What is asked for is the whole listing, given again word for word.
Records shown Start Marker
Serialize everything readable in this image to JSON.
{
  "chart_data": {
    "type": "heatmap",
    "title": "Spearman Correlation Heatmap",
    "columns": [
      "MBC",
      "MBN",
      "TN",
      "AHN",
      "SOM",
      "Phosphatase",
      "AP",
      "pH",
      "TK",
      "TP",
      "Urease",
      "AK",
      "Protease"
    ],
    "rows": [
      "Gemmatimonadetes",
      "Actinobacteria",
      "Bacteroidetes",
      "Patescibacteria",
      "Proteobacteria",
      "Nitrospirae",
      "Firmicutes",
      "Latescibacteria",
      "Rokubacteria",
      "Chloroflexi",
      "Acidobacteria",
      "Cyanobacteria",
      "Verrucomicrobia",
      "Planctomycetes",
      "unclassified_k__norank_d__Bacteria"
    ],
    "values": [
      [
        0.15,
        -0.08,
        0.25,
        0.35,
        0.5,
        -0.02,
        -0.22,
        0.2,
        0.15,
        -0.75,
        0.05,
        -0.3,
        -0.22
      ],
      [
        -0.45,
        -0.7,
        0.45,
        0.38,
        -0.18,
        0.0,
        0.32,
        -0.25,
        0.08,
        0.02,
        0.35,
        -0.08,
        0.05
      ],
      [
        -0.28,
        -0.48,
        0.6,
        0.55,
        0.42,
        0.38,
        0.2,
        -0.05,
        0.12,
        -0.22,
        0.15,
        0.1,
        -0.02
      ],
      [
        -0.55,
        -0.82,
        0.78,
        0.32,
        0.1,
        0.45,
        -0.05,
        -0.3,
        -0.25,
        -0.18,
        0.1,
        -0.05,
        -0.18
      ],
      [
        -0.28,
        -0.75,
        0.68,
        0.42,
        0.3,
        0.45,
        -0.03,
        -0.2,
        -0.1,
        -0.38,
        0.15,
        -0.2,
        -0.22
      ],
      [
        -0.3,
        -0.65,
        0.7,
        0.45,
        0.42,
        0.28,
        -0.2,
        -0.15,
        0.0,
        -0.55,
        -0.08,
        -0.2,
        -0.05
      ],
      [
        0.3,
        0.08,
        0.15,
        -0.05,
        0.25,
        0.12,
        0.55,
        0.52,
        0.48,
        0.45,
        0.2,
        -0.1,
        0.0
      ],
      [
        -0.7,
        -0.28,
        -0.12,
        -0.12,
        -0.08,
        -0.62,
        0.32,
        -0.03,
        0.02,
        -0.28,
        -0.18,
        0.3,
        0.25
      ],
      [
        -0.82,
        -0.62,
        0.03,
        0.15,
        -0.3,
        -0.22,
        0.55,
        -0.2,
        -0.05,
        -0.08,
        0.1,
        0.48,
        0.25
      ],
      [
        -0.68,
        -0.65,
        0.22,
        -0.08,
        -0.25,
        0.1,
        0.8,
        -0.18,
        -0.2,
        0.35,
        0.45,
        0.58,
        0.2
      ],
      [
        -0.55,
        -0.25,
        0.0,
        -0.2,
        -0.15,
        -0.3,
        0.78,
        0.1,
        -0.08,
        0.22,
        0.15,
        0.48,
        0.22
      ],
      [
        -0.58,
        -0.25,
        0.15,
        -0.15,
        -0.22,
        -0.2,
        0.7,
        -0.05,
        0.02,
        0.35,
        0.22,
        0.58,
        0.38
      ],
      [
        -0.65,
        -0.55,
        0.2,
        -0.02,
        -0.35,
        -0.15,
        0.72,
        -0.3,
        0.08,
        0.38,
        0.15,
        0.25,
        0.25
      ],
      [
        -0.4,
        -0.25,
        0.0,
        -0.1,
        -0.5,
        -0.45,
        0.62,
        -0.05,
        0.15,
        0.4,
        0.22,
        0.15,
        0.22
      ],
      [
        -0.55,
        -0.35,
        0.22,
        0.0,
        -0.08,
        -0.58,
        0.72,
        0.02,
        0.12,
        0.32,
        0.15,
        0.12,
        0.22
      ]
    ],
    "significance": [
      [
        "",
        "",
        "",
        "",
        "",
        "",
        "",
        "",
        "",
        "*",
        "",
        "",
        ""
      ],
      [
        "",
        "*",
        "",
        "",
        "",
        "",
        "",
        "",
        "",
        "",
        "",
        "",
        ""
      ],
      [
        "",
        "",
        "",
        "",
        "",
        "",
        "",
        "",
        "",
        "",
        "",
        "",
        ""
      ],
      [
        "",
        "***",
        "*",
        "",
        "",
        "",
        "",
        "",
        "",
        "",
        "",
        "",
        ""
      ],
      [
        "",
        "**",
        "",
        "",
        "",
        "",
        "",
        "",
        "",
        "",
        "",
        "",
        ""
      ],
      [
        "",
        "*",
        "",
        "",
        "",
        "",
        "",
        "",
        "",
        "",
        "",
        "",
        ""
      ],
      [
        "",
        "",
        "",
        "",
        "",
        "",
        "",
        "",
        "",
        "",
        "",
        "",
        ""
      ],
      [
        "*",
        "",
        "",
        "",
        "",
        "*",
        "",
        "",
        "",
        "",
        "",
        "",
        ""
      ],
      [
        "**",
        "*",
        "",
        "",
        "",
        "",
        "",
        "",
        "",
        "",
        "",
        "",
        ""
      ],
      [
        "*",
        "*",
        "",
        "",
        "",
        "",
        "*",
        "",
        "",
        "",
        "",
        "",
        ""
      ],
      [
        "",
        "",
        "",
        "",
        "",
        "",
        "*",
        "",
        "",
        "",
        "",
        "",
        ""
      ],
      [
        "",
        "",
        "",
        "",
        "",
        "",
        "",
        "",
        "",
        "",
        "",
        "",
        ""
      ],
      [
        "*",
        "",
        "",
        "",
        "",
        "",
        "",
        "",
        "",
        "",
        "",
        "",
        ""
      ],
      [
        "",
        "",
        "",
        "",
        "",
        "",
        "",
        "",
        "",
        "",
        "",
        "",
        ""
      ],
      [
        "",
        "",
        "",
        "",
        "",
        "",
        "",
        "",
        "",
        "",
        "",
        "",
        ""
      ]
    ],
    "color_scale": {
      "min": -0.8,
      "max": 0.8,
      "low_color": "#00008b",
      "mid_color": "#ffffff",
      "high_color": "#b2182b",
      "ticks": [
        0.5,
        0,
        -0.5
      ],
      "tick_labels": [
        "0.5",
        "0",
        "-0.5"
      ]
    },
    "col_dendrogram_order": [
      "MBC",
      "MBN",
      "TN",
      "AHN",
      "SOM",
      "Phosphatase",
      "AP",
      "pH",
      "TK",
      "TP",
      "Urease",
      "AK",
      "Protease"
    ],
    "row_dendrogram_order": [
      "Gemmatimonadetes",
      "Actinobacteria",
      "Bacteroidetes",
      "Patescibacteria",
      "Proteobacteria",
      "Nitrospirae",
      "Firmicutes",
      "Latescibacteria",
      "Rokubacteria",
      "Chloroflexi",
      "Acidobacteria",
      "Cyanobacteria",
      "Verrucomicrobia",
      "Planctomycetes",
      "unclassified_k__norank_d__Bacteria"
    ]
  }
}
Records shown End Marker
• [Result]
Serialize everything readable in this image to JSON.
{
  "chart_data": {
    "type": "heatmap",
    "title": "Spearman Correlation Heatmap",
    "columns": [
      "MBC",
      "MBN",
      "TN",
      "AHN",
      "SOM",
      "Phosphatase",
      "AP",
      "pH",
      "TK",
      "TP",
      "Urease",
      "AK",
      "Protease"
    ],
    "rows": [
      "Gemmatimonadetes",
      "Actinobacteria",
      "Bacteroidetes",
      "Patescibacteria",
      "Proteobacteria",
      "Nitrospirae",
      "Firmicutes",
      "Latescibacteria",
      "Rokubacteria",
      "Chloroflexi",
      "Acidobacteria",
      "Cyanobacteria",
      "Verrucomicrobia",
      "Planctomycetes",
      "unclassified_k__norank_d__Bacteria"
    ],
    "values": [
      [
        0.15,
        -0.08,
        0.25,
        0.35,
        0.5,
        -0.02,
        -0.22,
        0.2,
        0.15,
        -0.75,
        0.05,
        -0.3,
        -0.22
      ],
      [
        -0.45,
        -0.7,
        0.45,
        0.38,
        -0.18,
        0.0,
        0.32,
        -0.25,
        0.08,
        0.02,
        0.35,
        -0.08,
        0.05
      ],
      [
        -0.28,
        -0.48,
        0.6,
        0.55,
        0.42,
        0.38,
        0.2,
        -0.05,
        0.12,
        -0.22,
        0.15,
        0.1,
        -0.02
      ],
      [
        -0.55,
        -0.82,
        0.78,
        0.32,
        0.1,
        0.45,
        -0.05,
        -0.3,
        -0.25,
        -0.18,
        0.1,
        -0.05,
        -0.18
      ],
      [
        -0.28,
        -0.75,
        0.68,
        0.42,
        0.3,
        0.45,
        -0.03,
        -0.2,
        -0.1,
        -0.38,
        0.15,
        -0.2,
        -0.22
      ],
      [
        -0.3,
        -0.65,
        0.7,
        0.45,
        0.42,
        0.28,
        -0.2,
        -0.15,
        0.0,
        -0.55,
        -0.08,
        -0.2,
        -0.05
      ],
      [
        0.3,
        0.08,
        0.15,
        -0.05,
        0.25,
        0.12,
        0.55,
        0.52,
        0.48,
        0.45,
        0.2,
        -0.1,
        0.0
      ],
      [
        -0.7,
        -0.28,
        -0.12,
        -0.12,
        -0.08,
        -0.62,
        0.32,
        -0.03,
        0.02,
        -0.28,
        -0.18,
        0.3,
        0.25
      ],
      [
        -0.82,
        -0.62,
        0.03,
        0.15,
        -0.3,
        -0.22,
        0.55,
        -0.2,
        -0.05,
        -0.08,
        0.1,
        0.48,
        0.25
      ],
      [
        -0.68,
        -0.65,
        0.22,
        -0.08,
        -0.25,
        0.1,
        0.8,
        -0.18,
        -0.2,
        0.35,
        0.45,
        0.58,
        0.2
      ],
      [
        -0.55,
        -0.25,
        0.0,
        -0.2,
        -0.15,
        -0.3,
        0.78,
        0.1,
        -0.08,
        0.22,
        0.15,
        0.48,
        0.22
      ],
      [
        -0.58,
        -0.25,
        0.15,
        -0.15,
        -0.22,
        -0.2,
        0.7,
        -0.05,
        0.02,
        0.35,
        0.22,
        0.58,
        0.38
      ],
      [
        -0.65,
        -0.55,
        0.2,
        -0.02,
        -0.35,
        -0.15,
        0.72,
        -0.3,
        0.08,
        0.38,
        0.15,
        0.25,
        0.25
      ],
      [
        -0.4,
        -0.25,
        0.0,
        -0.1,
        -0.5,
        -0.45,
        0.62,
        -0.05,
        0.15,
        0.4,
        0.22,
        0.15,
        0.22
      ],
      [
        -0.55,
        -0.35,
        0.22,
        0.0,
        -0.08,
        -0.58,
        0.72,
        0.02,
        0.12,
        0.32,
        0.15,
        0.12,
        0.22
      ]
    ],
    "significance": [
      [
        "",
        "",
        "",
        "",
        "",
        "",
        "",
        "",
        "",
        "*",
        "",
        "",
        ""
      ],
      [
        "",
        "*",
        "",
        "",
        "",
        "",
        "",
        "",
        "",
        "",
        "",
        "",
        ""
      ],
      [
        "",
        "",
        "",
        "",
        "",
        "",
        "",
        "",
        "",
        "",
        "",
        "",
        ""
      ],
      [
        "",
        "***",
        "*",
        "",
        "",
        "",
        "",
        "",
        "",
        "",
        "",
        "",
        ""
      ],
      [
        "",
        "**",
        "",
        "",
        "",
        "",
        "",
        "",
        "",
        "",
        "",
        "",
        ""
      ],
      [
        "",
        "*",
        "",
        "",
        "",
        "",
        "",
        "",
        "",
        "",
        "",
        "",
        ""
      ],
      [
        "",
        "",
        "",
        "",
        "",
        "",
        "",
        "",
        "",
        "",
        "",
        "",
        ""
      ],
      [
        "*",
        "",
        "",
        "",
        "",
        "*",
        "",
        "",
        "",
        "",
        "",
        "",
        ""
      ],
      [
        "**",
        "*",
        "",
        "",
        "",
        "",
        "",
        "",
        "",
        "",
        "",
        "",
        ""
      ],
      [
        "*",
        "*",
        "",
        "",
        "",
        "",
        "*",
        "",
        "",
        "",
        "",
        "",
        ""
      ],
      [
        "",
        "",
        "",
        "",
        "",
        "",
        "*",
        "",
        "",
        "",
        "",
        "",
        ""
      ],
      [
        "",
        "",
        "",
        "",
        "",
        "",
        "",
        "",
        "",
        "",
        "",
        "",
        ""
      ],
      [
        "*",
        "",
        "",
        "",
        "",
        "",
        "",
        "",
        "",
        "",
        "",
        "",
        ""
      ],
      [
        "",
        "",
        "",
        "",
        "",
        "",
        "",
        "",
        "",
        "",
        "",
        "",
        ""
      ],
      [
        "",
        "",
        "",
        "",
        "",
        "",
        "",
        "",
        "",
        "",
        "",
        "",
        ""
      ]
    ],
    "color_scale": {
      "min": -0.8,
      "max": 0.8,
      "low_color": "#00008b",
      "mid_color": "#ffffff",
      "high_color": "#b2182b",
      "ticks": [
        0.5,
        0,
        -0.5
      ],
      "tick_labels": [
        "0.5",
        "0",
        "-0.5"
      ]
    },
    "col_dendrogram_order": [
      "MBC",
      "MBN",
      "TN",
      "AHN",
      "SOM",
      "Phosphatase",
      "AP",
      "pH",
      "TK",
      "TP",
      "Urease",
      "AK",
      "Protease"
    ],
    "row_dendrogram_order": [
      "Gemmatimonadetes",
      "Actinobacteria",
      "Bacteroidetes",
      "Patescibacteria",
      "Proteobacteria",
      "Nitrospirae",
      "Firmicutes",
      "Latescibacteria",
      "Rokubacteria",
      "Chloroflexi",
      "Acidobacteria",
      "Cyanobacteria",
      "Verrucomicrobia",
      "Planctomycetes",
      "unclassified_k__norank_d__Bacteria"
    ]
  }
}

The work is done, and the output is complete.